*Texto citado*:

É certo, contudo, que o tribunal a quo entendeu, ainda, que:

« Verificamos, pois, que a conduta global da arguida foi muito relevante porque muito censurável, pelas sobreditas razões e mostra que durante aquele período de tempo a arguida nunca desistiu dos seus intentos, mantendo a perseverança no seu comportamento ilícito.

Acresce um factor negativo o facto de a arguida ter envolvido o seu filho, ainda que maior, que também se encontra a cumprir pena de prisão, como é do conhecimento oficioso deste tribunal.

Por outro lado, tem mantido bom comportamento no estabelecimento prisional, está a iniciar os pagamentos das indemnizações a que foi condenada e, mesmo que seja por quantias irrisórias, já denota algum sentido de responsabilização, aspecto positivo para o seu longo caminho na ressocialização, mas inexpressivo em face do valor total de que se apoderou. Releva igualmente a circunstância de, quando estiver em meio livre, pretender iniciar actividade laboral, tendo já encetado algumas iniciativas, conforme o demonstra o contrato promessa de contrato de trabalho.

Acresce, ainda, que a arguida tem algum suporte familiar, pois conta com visitas e apoio das irmãs e dos outros filhos.

Há que ter em mente que estas circunstâncias permitem concluir que a arguida ainda não está próxima da ressocialização desejada e ainda corre o risco de recair no cometimento de factos semelhantes, caso lhe surjam dificuldades financeiras em meio exterior.

Sublinhe-se que, em termos globais, ou seja, incluindo os crimes dos processos que estão fora do âmbito deste cúmulo, até ao momento, a arguida já foi condenada pelo cometimento de 40 crimes de burla informática (sendo alguns deles agravados), 1 crime de burla qualificada, 1 crime de branqueamento, 1 crime de furto simples.

Apesar deste contexto, e considerando o período de tempo em que perduraram os crimes e a arguida manteve sempre o mesmo propósito, o valor elevado de benefício patrimonial obtido pela arguida - acima dos 200.000,00€ -, entendemos que a pena única deverá situar-se entre o quarto e o terço inferior da moldura aplicável, sendo certo que foi tido em consideração que a arguida manifestou em audiência estar arrependida, admitindo que o seu comportamento é errado e tem mantido bom comportamento na instituição onde se encontra recluída.

Ponderando todas estas circunstâncias, decide-se manter a condenação da arguida na pena única de 10 anos e 6 meses de prisão

Justificar-se-á a manutenção da medida da pena, ante a objetiva redução da importância ilicitamente obtida pela arguida através das suas condutas criminosas de um montante (aparente e errado) € de 509.145,63 € para um montante (real e corrigido) de € 227.754,10?

O escrutínio, em sede de recurso, da adequação ou correção da medida concreta da pena impor-se-á apenas em caso de manifesta desproporcionalidade (injustiça) ou de violação da sã racionalidade e das regras da experiência (arbítrio) no tocante às operações da sua determinação impostas por lei, como a indicação e consideração dos fatores de determinação e medida da pena. Só em tais circunstâncias se justifica uma intervenção do tribunal de recurso que altere a escolha e a determinação da espécie e da medida concreta da pena. Esta é uma asserção que é válida não só no tocante à determinação da medida das penas parcelares, como também na fixação da pena única ou conjunta.

*Tarefa proposta 1*:
No texto citado, qual é a pena única de prisão que se decide manter na condenação da arguida?

*Listagem fornecida*:
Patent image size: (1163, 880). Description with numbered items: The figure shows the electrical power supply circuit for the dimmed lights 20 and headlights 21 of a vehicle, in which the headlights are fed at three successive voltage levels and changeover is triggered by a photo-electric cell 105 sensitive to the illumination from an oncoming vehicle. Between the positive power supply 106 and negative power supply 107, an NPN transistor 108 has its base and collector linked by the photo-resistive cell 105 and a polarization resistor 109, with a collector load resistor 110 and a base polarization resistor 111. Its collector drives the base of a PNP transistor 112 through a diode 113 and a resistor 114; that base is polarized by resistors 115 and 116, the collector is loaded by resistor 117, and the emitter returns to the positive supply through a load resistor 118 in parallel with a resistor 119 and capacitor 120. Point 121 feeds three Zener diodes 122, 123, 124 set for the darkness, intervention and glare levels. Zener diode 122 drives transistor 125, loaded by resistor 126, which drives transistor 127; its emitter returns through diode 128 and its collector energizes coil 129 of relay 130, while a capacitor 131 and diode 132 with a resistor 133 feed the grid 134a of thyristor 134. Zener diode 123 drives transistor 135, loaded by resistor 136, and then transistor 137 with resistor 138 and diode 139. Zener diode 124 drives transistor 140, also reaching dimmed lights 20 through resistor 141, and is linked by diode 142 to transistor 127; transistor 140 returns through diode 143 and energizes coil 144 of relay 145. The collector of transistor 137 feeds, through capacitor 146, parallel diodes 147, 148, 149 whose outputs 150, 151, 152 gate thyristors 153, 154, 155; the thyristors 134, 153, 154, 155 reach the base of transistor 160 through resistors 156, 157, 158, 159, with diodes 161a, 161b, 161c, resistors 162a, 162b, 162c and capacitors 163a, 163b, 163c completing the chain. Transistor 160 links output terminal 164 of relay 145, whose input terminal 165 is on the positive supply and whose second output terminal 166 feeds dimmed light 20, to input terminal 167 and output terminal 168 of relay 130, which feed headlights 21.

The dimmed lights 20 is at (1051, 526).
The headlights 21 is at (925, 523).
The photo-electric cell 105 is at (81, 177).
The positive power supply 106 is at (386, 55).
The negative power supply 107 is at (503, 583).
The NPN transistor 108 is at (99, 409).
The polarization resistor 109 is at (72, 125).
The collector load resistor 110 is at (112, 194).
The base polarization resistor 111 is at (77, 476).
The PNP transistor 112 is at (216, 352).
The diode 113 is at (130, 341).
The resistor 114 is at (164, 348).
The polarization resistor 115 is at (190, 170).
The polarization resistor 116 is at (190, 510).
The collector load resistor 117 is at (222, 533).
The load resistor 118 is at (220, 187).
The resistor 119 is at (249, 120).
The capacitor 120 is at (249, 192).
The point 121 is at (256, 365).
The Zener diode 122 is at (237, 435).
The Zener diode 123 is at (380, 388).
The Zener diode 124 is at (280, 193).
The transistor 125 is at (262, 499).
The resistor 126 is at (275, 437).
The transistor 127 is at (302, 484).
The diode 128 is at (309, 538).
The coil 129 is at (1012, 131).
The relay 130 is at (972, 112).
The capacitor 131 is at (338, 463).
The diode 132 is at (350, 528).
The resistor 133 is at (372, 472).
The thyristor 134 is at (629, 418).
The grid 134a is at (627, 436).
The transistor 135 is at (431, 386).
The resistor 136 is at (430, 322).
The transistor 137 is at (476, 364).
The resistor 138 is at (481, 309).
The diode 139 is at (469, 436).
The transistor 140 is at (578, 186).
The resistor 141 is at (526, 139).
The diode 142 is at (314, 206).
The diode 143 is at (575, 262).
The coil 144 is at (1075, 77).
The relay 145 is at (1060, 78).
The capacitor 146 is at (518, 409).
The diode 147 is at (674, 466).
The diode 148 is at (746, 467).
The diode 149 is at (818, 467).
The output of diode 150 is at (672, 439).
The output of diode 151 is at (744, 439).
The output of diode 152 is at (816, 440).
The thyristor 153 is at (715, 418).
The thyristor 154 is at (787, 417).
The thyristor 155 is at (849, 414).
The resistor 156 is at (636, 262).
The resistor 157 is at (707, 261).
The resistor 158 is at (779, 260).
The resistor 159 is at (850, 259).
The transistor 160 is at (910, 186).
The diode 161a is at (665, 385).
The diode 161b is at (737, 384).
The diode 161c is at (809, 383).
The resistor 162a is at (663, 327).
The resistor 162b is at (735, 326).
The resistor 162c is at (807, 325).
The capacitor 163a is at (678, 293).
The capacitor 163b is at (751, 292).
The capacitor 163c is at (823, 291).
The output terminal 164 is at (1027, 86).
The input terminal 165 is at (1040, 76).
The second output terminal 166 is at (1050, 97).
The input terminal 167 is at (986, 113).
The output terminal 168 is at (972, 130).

*Tarefa proposta 2*:
Apresente todas as linhas da listagem que contêm a palavra "with".

*Resolução do exercício 1*:
A pena única de 10 anos e 6 meses de prisão.

*Resolução do exercício 2*:
Patent image size: (1163, 880). Description with numbered items: The figure shows the electrical power supply circuit for the dimmed lights 20 and headlights 21 of a vehicle, in which the headlights are fed at three successive voltage levels and changeover is triggered by a photo-electric cell 105 sensitive to the illumination from an oncoming vehicle. Between the positive power supply 106 and negative power supply 107, an NPN transistor 108 has its base and collector linked by the photo-resistive cell 105 and a polarization resistor 109, with a collector load resistor 110 and a base polarization resistor 111. Its collector drives the base of a PNP transistor 112 through a diode 113 and a resistor 114; that base is polarized by resistors 115 and 116, the collector is loaded by resistor 117, and the emitter returns to the positive supply through a load resistor 118 in parallel with a resistor 119 and capacitor 120. Point 121 feeds three Zener diodes 122, 123, 124 set for the darkness, intervention and glare levels. Zener diode 122 drives transistor 125, loaded by resistor 126, which drives transistor 127; its emitter returns through diode 128 and its collector energizes coil 129 of relay 130, while a capacitor 131 and diode 132 with a resistor 133 feed the grid 134a of thyristor 134. Zener diode 123 drives transistor 135, loaded by resistor 136, and then transistor 137 with resistor 138 and diode 139. Zener diode 124 drives transistor 140, also reaching dimmed lights 20 through resistor 141, and is linked by diode 142 to transistor 127; transistor 140 returns through diode 143 and energizes coil 144 of relay 145. The collector of transistor 137 feeds, through capacitor 146, parallel diodes 147, 148, 149 whose outputs 150, 151, 152 gate thyristors 153, 154, 155; the thyristors 134, 153, 154, 155 reach the base of transistor 160 through resistors 156, 157, 158, 159, with diodes 161a, 161b, 161c, resistors 162a, 162b, 162c and capacitors 163a, 163b, 163c completing the chain. Transistor 160 links output terminal 164 of relay 145, whose input terminal 165 is on the positive supply and whose second output terminal 166 feeds dimmed light 20, to input terminal 167 and output terminal 168 of relay 130, which feed headlights 21.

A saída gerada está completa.